Memupuk masalah menuai konflik
Hidup berumahtangga tanpa konflik ibarat masakan tanpa garam, kata sebagian orang. Konflik adalah bumbu kehidupan, kata sebagian yang lain. Masakan tanpa garam, apalagi tanpa bumbu tentu hanya menyajikan citarasa hambar yang tidak menarik.
Namun, mengapa konflik sering merusak hubungan sesama manusia?
Apakah ini berarti sebagai koki kehidupan pelaku konflik tak pandai meracik bumbu?
Rasa kesal, kecewa, tak suka, tak setuju, pun tak sependapat bukan hal aneh dalam hidup berumah tangga. Mengingat pernikahan adalah bersatunya dua kepribadian unik yang dibesarkan secara berbeda pula, mencari suami atau isteri yang seia-sekata, satu selera, gaya dan perilaku mustahil pula untuk dilakukan.

━━━━

**Instruksi Kerja**
1) Menurut teks bacaan tentang konflik dalam rumah tangga, pernikahan adalah bersatunya apa?
2) Tuliskan ulang baris-baris dari catatan, mulai pada baris yang memuat "- document-tab[interactable]: X" dan berhenti setelah baris yang memuat "- align-center-icon[interactable]: ☰: [252, 56, 266, 68]".

**Entri Data**

━━━━

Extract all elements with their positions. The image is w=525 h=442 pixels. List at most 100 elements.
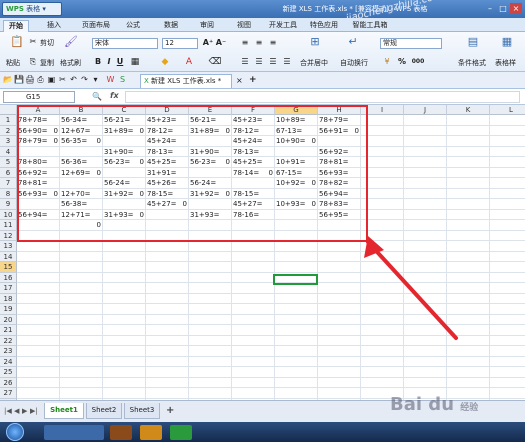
- document-tab[interactable]: X 新建 XLS 工作表.xls *: [140, 74, 232, 88]
- cell-g5[interactable]: 10+91=: [275, 157, 317, 167]
- sheet-tab-sheet1[interactable]: Sheet1: [44, 403, 84, 419]
- cell-d8[interactable]: 78-15=: [146, 189, 188, 199]
- spreadsheet-grid[interactable]: A B C D E F G H I J K L 1 2 3 4 5 6 7 8 9 10 11 12 13 14 15 16 17 18 1…: [0, 105, 525, 400]
- row-header-5[interactable]: 5: [0, 157, 17, 168]
- cell-f4[interactable]: 78-13=: [232, 147, 274, 157]
- conditional-format-icon[interactable]: ▤: [466, 36, 480, 48]
- cell-zero[interactable]: 0: [17, 136, 59, 146]
- next-sheet-icon[interactable]: ▶: [22, 407, 27, 415]
- cell-f5[interactable]: 45+25=: [232, 157, 274, 167]
- cell-h5[interactable]: 78+81=: [318, 157, 360, 167]
- align-center-icon[interactable]: ☰: [252, 56, 266, 68]
- start-button-icon[interactable]: [6, 423, 24, 441]
- shrink-font-button[interactable]: A⁻: [215, 38, 227, 47]
- cell-a10[interactable]: 56+94=: [17, 210, 59, 220]
- cell-zero[interactable]: 0: [60, 136, 102, 146]
- tab-formula[interactable]: 公式: [120, 20, 146, 32]
- cell-zero[interactable]: 0: [318, 126, 360, 136]
- column-header-a[interactable]: A: [17, 105, 60, 115]
- row-header-20[interactable]: 20: [0, 314, 17, 325]
- first-sheet-icon[interactable]: |◀: [4, 407, 12, 415]
- prev-sheet-icon[interactable]: ◀: [14, 407, 19, 415]
- app-menu-button[interactable]: WPS 表格 ▾: [2, 2, 62, 16]
- column-header-e[interactable]: E: [189, 105, 232, 115]
- selected-cell-g15[interactable]: [273, 274, 318, 285]
- cut-quick-icon[interactable]: ✂: [58, 75, 67, 84]
- cell-g1[interactable]: 10+89=: [275, 115, 317, 125]
- search-icon[interactable]: 🔍: [92, 92, 102, 101]
- print-preview-icon[interactable]: 🖨: [25, 75, 35, 84]
- align-middle-icon[interactable]: ≡: [252, 37, 266, 49]
- taskbar-item-2[interactable]: [110, 425, 132, 440]
- cell-f8[interactable]: 78-15=: [232, 189, 274, 199]
- function-icon[interactable]: fx: [110, 91, 119, 100]
- cell-g2[interactable]: 67-13=: [275, 126, 317, 136]
- underline-button[interactable]: U: [115, 57, 125, 66]
- cell-zero[interactable]: 0: [189, 189, 231, 199]
- row-header-14[interactable]: 14: [0, 251, 17, 262]
- copy-icon[interactable]: ⎘: [28, 56, 38, 68]
- cell-d3[interactable]: 45+24=: [146, 136, 188, 146]
- new-tab-icon[interactable]: +: [249, 75, 257, 85]
- cut-label[interactable]: 剪切: [40, 38, 54, 48]
- align-bottom-icon[interactable]: ≡: [266, 37, 280, 49]
- taskbar-item-4[interactable]: [170, 425, 192, 440]
- cell-a6[interactable]: 56+92=: [17, 168, 59, 178]
- cell-zero[interactable]: 0: [103, 157, 145, 167]
- cell-zero[interactable]: 0: [60, 168, 102, 178]
- cell-b1[interactable]: 56-34=: [60, 115, 102, 125]
- last-sheet-icon[interactable]: ▶|: [30, 407, 38, 415]
- row-header-26[interactable]: 26: [0, 377, 17, 388]
- wps-quick-icon[interactable]: W: [106, 75, 115, 84]
- border-icon[interactable]: ▦: [128, 56, 142, 68]
- percent-button[interactable]: %: [397, 57, 407, 66]
- fill-color-icon[interactable]: ◆: [158, 56, 172, 68]
- paste-label[interactable]: 粘贴: [6, 58, 20, 68]
- cell-e7[interactable]: 56-24=: [189, 178, 231, 188]
- grow-font-button[interactable]: A⁺: [202, 38, 214, 47]
- conditional-format-label[interactable]: 条件格式: [458, 58, 486, 68]
- cell-e1[interactable]: 56-21=: [189, 115, 231, 125]
- cell-b2[interactable]: 12+67=: [60, 126, 102, 136]
- row-header-23[interactable]: 23: [0, 346, 17, 357]
- cell-e10[interactable]: 31+93=: [189, 210, 231, 220]
- row-header-12[interactable]: 12: [0, 230, 17, 241]
- close-button[interactable]: ×: [510, 3, 522, 14]
- add-sheet-button[interactable]: +: [166, 405, 174, 416]
- cell-e4[interactable]: 31+90=: [189, 147, 231, 157]
- tab-smart-tools[interactable]: 智能工具箱: [347, 20, 393, 32]
- row-header-4[interactable]: 4: [0, 146, 17, 157]
- cell-b5[interactable]: 56-36=: [60, 157, 102, 167]
- formula-input[interactable]: [125, 91, 520, 103]
- redo-icon[interactable]: ↷: [80, 75, 89, 84]
- sheet-tab-sheet2[interactable]: Sheet2: [86, 403, 122, 419]
- distribute-icon[interactable]: ☰: [280, 56, 294, 68]
- cell-g6[interactable]: 67-15=: [275, 168, 317, 178]
- row-header-7[interactable]: 7: [0, 178, 17, 189]
- cell-c1[interactable]: 56-21=: [103, 115, 145, 125]
- cell-d7[interactable]: 45+26=: [146, 178, 188, 188]
- row-header-17[interactable]: 17: [0, 283, 17, 294]
- cell-c7[interactable]: 56-24=: [103, 178, 145, 188]
- cell-zero[interactable]: 0: [60, 220, 102, 230]
- merge-center-label[interactable]: 合并居中: [300, 58, 328, 68]
- cell-zero[interactable]: 0: [189, 157, 231, 167]
- align-right-icon[interactable]: ☰: [266, 56, 280, 68]
- row-header-8[interactable]: 8: [0, 188, 17, 199]
- font-color-icon[interactable]: A: [182, 56, 196, 68]
- column-header-g[interactable]: G: [275, 105, 318, 115]
- name-box[interactable]: G15: [3, 91, 75, 103]
- cell-d6[interactable]: 31+91=: [146, 168, 188, 178]
- row-header-27[interactable]: 27: [0, 388, 17, 399]
- row-header-24[interactable]: 24: [0, 356, 17, 367]
- cell-h7[interactable]: 78+82=: [318, 178, 360, 188]
- cell-zero[interactable]: 0: [103, 189, 145, 199]
- save-icon[interactable]: 💾: [14, 75, 24, 84]
- cell-b8[interactable]: 12+70=: [60, 189, 102, 199]
- row-header-21[interactable]: 21: [0, 325, 17, 336]
- taskbar-item-3[interactable]: [140, 425, 162, 440]
- cell-d1[interactable]: 45+23=: [146, 115, 188, 125]
- cell-a1[interactable]: 78+78=: [17, 115, 59, 125]
- cell-h4[interactable]: 56+92=: [318, 147, 360, 157]
- customize-icon[interactable]: ▾: [91, 75, 100, 84]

━━━━

**Jawaban Lengkap**
1) Pernikahan adalah bersatunya dua kepribadian unik yang dibesarkan secara berbeda.

2)
- document-tab[interactable]: X 新建 XLS 工作表.xls *: [140, 74, 232, 88]
- cell-g5[interactable]: 10+91=: [275, 157, 317, 167]
- sheet-tab-sheet1[interactable]: Sheet1: [44, 403, 84, 419]
- cell-d8[interactable]: 78-15=: [146, 189, 188, 199]
- spreadsheet-grid[interactable]: A B C D E F G H I J K L 1 2 3 4 5 6 7 8 9 10 11 12 13 14 15 16 17 18 1…: [0, 105, 525, 400]
- row-header-5[interactable]: 5: [0, 157, 17, 168]
- cell-f4[interactable]: 78-13=: [232, 147, 274, 157]
- conditional-format-icon[interactable]: ▤: [466, 36, 480, 48]
- cell-zero[interactable]: 0: [17, 136, 59, 146]
- next-sheet-icon[interactable]: ▶: [22, 407, 27, 415]
- cell-f5[interactable]: 45+25=: [232, 157, 274, 167]
- cell-h5[interactable]: 78+81=: [318, 157, 360, 167]
- align-center-icon[interactable]: ☰: [252, 56, 266, 68]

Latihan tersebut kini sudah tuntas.